**What is expected**
Locate the word "муниципального" in the material, then show every line that holds it.

**Provided data**
----

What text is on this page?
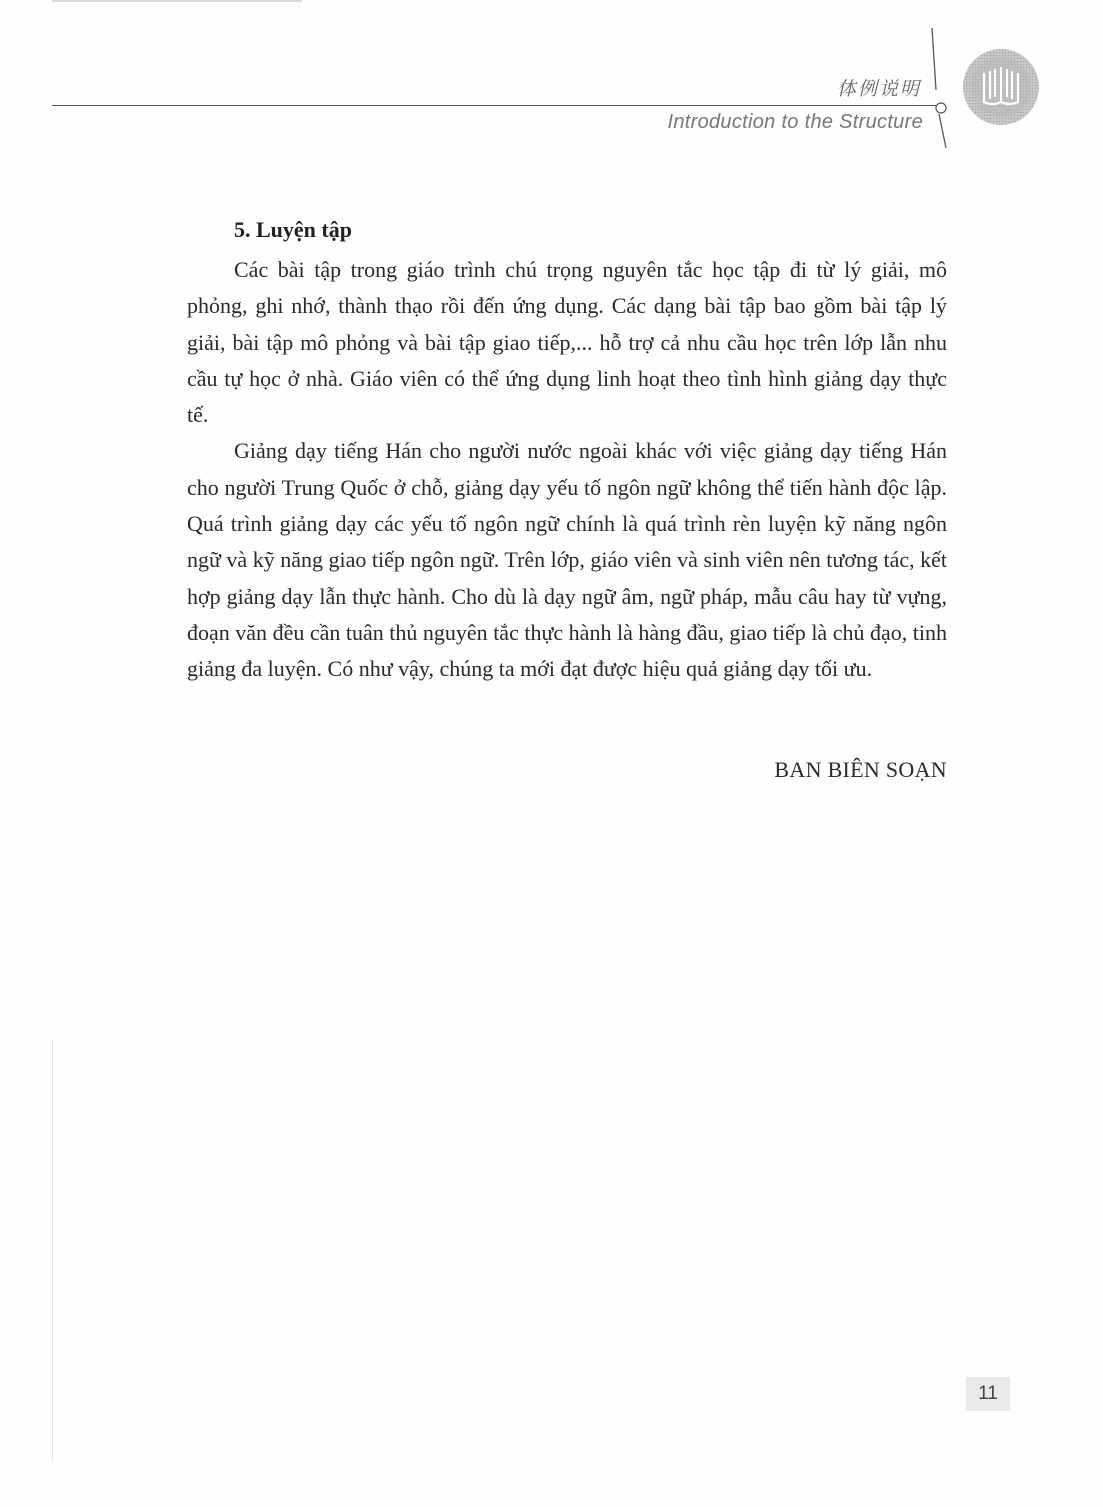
体例说明
Introduction to the Structure
5. Luyện tập

Các bài tập trong giáo trình chú trọng nguyên tắc học tập đi từ lý giải, mô phỏng, ghi nhớ, thành thạo rồi đến ứng dụng. Các dạng bài tập bao gồm bài tập lý giải, bài tập mô phỏng và bài tập giao tiếp,... hỗ trợ cả nhu cầu học trên lớp lẫn nhu cầu tự học ở nhà. Giáo viên có thể ứng dụng linh hoạt theo tình hình giảng dạy thực tế.

Giảng dạy tiếng Hán cho người nước ngoài khác với việc giảng dạy tiếng Hán cho người Trung Quốc ở chỗ, giảng dạy yếu tố ngôn ngữ không thể tiến hành độc lập. Quá trình giảng dạy các yếu tố ngôn ngữ chính là quá trình rèn luyện kỹ năng ngôn ngữ và kỹ năng giao tiếp ngôn ngữ. Trên lớp, giáo viên và sinh viên nên tương tác, kết hợp giảng dạy lẫn thực hành. Cho dù là dạy ngữ âm, ngữ pháp, mẫu câu hay từ vựng, đoạn văn đều cần tuân thủ nguyên tắc thực hành là hàng đầu, giao tiếp là chủ đạo, tinh giảng đa luyện. Có như vậy, chúng ta mới đạt được hiệu quả giảng dạy tối ưu.

BAN BIÊN SOẠN
11
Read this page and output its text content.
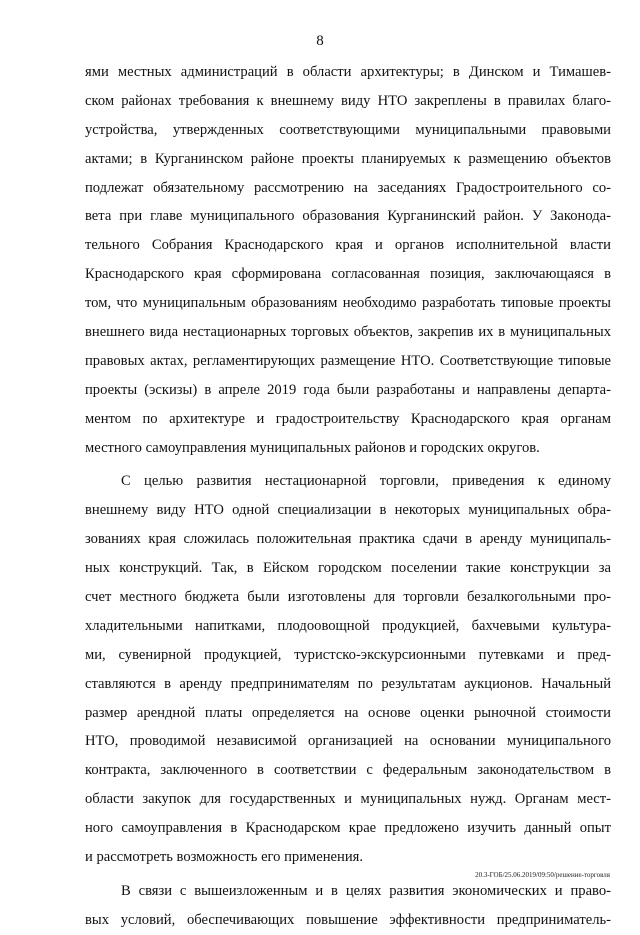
8
ями местных администраций в области архитектуры; в Динском и Тимашев-
ском районах требования к внешнему виду НТО закреплены в правилах благо-
устройства, утвержденных соответствующими муниципальными правовыми
актами; в Курганинском районе проекты планируемых к размещению объектов
подлежат обязательному рассмотрению на заседаниях Градостроительного со-
вета при главе муниципального образования Курганинский район. У Законода-
тельного Собрания Краснодарского края и органов исполнительной власти
Краснодарского края сформирована согласованная позиция, заключающаяся в
том, что муниципальным образованиям необходимо разработать типовые проекты
внешнего вида нестационарных торговых объектов, закрепив их в муниципальных
правовых актах, регламентирующих размещение НТО. Соответствующие типовые
проекты (эскизы) в апреле 2019 года были разработаны и направлены департа-
ментом по архитектуре и градостроительству Краснодарского края органам
местного самоуправления муниципальных районов и городских округов.
С целью развития нестационарной торговли, приведения к единому
внешнему виду НТО одной специализации в некоторых муниципальных обра-
зованиях края сложилась положительная практика сдачи в аренду муниципаль-
ных конструкций. Так, в Ейском городском поселении такие конструкции за
счет местного бюджета были изготовлены для торговли безалкогольными про-
хладительными напитками, плодоовощной продукцией, бахчевыми культура-
ми, сувенирной продукцией, туристско-экскурсионными путевками и пред-
ставляются в аренду предпринимателям по результатам аукционов. Начальный
размер арендной платы определяется на основе оценки рыночной стоимости
НТО, проводимой независимой организацией на основании муниципального
контракта, заключенного в соответствии с федеральным законодательством в
области закупок для государственных и муниципальных нужд. Органам мест-
ного самоуправления в Краснодарском крае предложено изучить данный опыт
и рассмотреть возможность его применения.
В связи с вышеизложенным и в целях развития экономических и право-
вых условий, обеспечивающих повышение эффективности предприниматель-
20.3-ГОБ/25.06.2019/09:50/решение-торговля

----

**Answer to this exercise**
вета при главе муниципального образования Курганинский район. У Законода-
НТО, проводимой независимой организацией на основании муниципального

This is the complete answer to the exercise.